Challenge
Restate the whole listing exactly.

[Dataset excerpt]

◇ ◇ ◇ ◇

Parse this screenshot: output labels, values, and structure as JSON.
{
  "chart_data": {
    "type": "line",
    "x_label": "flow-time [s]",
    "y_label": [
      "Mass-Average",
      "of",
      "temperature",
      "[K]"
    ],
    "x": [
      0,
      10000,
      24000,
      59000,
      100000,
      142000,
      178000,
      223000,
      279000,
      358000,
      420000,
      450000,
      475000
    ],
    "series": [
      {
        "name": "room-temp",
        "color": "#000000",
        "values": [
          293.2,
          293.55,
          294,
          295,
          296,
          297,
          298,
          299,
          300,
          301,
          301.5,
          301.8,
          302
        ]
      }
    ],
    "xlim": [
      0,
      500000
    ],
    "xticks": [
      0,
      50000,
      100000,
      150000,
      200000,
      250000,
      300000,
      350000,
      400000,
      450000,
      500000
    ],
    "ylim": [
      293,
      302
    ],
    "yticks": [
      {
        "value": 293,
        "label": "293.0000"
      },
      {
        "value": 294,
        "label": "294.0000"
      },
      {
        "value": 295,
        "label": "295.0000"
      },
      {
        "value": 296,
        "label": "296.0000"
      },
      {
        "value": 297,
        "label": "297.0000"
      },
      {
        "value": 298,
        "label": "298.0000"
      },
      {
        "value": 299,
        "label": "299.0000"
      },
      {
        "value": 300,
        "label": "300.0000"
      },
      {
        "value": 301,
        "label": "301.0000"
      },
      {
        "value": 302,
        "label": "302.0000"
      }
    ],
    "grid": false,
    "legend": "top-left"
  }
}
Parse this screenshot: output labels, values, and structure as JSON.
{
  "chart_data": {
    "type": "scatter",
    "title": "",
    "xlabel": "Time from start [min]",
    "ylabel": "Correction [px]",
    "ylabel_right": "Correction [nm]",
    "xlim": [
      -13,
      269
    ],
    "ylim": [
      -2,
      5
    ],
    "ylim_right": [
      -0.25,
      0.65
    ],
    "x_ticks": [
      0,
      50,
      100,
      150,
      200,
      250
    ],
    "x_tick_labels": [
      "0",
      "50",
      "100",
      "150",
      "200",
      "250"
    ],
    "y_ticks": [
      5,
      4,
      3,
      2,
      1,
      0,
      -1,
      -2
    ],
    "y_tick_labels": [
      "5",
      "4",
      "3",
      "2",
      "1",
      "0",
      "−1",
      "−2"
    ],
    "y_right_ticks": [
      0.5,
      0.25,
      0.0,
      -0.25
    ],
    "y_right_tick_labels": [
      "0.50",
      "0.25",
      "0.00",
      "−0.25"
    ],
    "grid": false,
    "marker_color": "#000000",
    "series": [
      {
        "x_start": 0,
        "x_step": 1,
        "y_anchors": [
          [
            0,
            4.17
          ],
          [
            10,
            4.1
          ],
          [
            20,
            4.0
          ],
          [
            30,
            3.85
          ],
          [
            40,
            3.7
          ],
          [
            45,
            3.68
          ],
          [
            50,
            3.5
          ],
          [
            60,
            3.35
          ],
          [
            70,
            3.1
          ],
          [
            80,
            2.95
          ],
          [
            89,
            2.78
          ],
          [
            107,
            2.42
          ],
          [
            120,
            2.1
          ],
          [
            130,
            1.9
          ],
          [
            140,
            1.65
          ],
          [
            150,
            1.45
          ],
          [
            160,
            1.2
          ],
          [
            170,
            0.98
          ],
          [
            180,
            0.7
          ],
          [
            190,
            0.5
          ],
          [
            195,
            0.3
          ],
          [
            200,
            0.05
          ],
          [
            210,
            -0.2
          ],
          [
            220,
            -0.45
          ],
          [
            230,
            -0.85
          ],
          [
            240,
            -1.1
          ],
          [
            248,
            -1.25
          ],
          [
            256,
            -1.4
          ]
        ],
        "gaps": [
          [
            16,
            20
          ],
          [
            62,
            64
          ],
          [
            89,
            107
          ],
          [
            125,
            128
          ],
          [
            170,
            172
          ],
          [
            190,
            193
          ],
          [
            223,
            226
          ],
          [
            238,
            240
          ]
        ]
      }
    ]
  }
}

◇ ◇ ◇ ◇

Full output
Parse this screenshot: output labels, values, and structure as JSON.
{
  "chart_data": {
    "type": "line",
    "x_label": "flow-time [s]",
    "y_label": [
      "Mass-Average",
      "of",
      "temperature",
      "[K]"
    ],
    "x": [
      0,
      10000,
      24000,
      59000,
      100000,
      142000,
      178000,
      223000,
      279000,
      358000,
      420000,
      450000,
      475000
    ],
    "series": [
      {
        "name": "room-temp",
        "color": "#000000",
        "values": [
          293.2,
          293.55,
          294,
          295,
          296,
          297,
          298,
          299,
          300,
          301,
          301.5,
          301.8,
          302
        ]
      }
    ],
    "xlim": [
      0,
      500000
    ],
    "xticks": [
      0,
      50000,
      100000,
      150000,
      200000,
      250000,
      300000,
      350000,
      400000,
      450000,
      500000
    ],
    "ylim": [
      293,
      302
    ],
    "yticks": [
      {
        "value": 293,
        "label": "293.0000"
      },
      {
        "value": 294,
        "label": "294.0000"
      },
      {
        "value": 295,
        "label": "295.0000"
      },
      {
        "value": 296,
        "label": "296.0000"
      },
      {
        "value": 297,
        "label": "297.0000"
      },
      {
        "value": 298,
        "label": "298.0000"
      },
      {
        "value": 299,
        "label": "299.0000"
      },
      {
        "value": 300,
        "label": "300.0000"
      },
      {
        "value": 301,
        "label": "301.0000"
      },
      {
        "value": 302,
        "label": "302.0000"
      }
    ],
    "grid": false,
    "legend": "top-left"
  }
}
Parse this screenshot: output labels, values, and structure as JSON.
{
  "chart_data": {
    "type": "scatter",
    "title": "",
    "xlabel": "Time from start [min]",
    "ylabel": "Correction [px]",
    "ylabel_right": "Correction [nm]",
    "xlim": [
      -13,
      269
    ],
    "ylim": [
      -2,
      5
    ],
    "ylim_right": [
      -0.25,
      0.65
    ],
    "x_ticks": [
      0,
      50,
      100,
      150,
      200,
      250
    ],
    "x_tick_labels": [
      "0",
      "50",
      "100",
      "150",
      "200",
      "250"
    ],
    "y_ticks": [
      5,
      4,
      3,
      2,
      1,
      0,
      -1,
      -2
    ],
    "y_tick_labels": [
      "5",
      "4",
      "3",
      "2",
      "1",
      "0",
      "−1",
      "−2"
    ],
    "y_right_ticks": [
      0.5,
      0.25,
      0.0,
      -0.25
    ],
    "y_right_tick_labels": [
      "0.50",
      "0.25",
      "0.00",
      "−0.25"
    ],
    "grid": false,
    "marker_color": "#000000",
    "series": [
      {
        "x_start": 0,
        "x_step": 1,
        "y_anchors": [
          [
            0,
            4.17
          ],
          [
            10,
            4.1
          ],
          [
            20,
            4.0
          ],
          [
            30,
            3.85
          ],
          [
            40,
            3.7
          ],
          [
            45,
            3.68
          ],
          [
            50,
            3.5
          ],
          [
            60,
            3.35
          ],
          [
            70,
            3.1
          ],
          [
            80,
            2.95
          ],
          [
            89,
            2.78
          ],
          [
            107,
            2.42
          ],
          [
            120,
            2.1
          ],
          [
            130,
            1.9
          ],
          [
            140,
            1.65
          ],
          [
            150,
            1.45
          ],
          [
            160,
            1.2
          ],
          [
            170,
            0.98
          ],
          [
            180,
            0.7
          ],
          [
            190,
            0.5
          ],
          [
            195,
            0.3
          ],
          [
            200,
            0.05
          ],
          [
            210,
            -0.2
          ],
          [
            220,
            -0.45
          ],
          [
            230,
            -0.85
          ],
          [
            240,
            -1.1
          ],
          [
            248,
            -1.25
          ],
          [
            256,
            -1.4
          ]
        ],
        "gaps": [
          [
            16,
            20
          ],
          [
            62,
            64
          ],
          [
            89,
            107
          ],
          [
            125,
            128
          ],
          [
            170,
            172
          ],
          [
            190,
            193
          ],
          [
            223,
            226
          ],
          [
            238,
            240
          ]
        ]
      }
    ]
  }
}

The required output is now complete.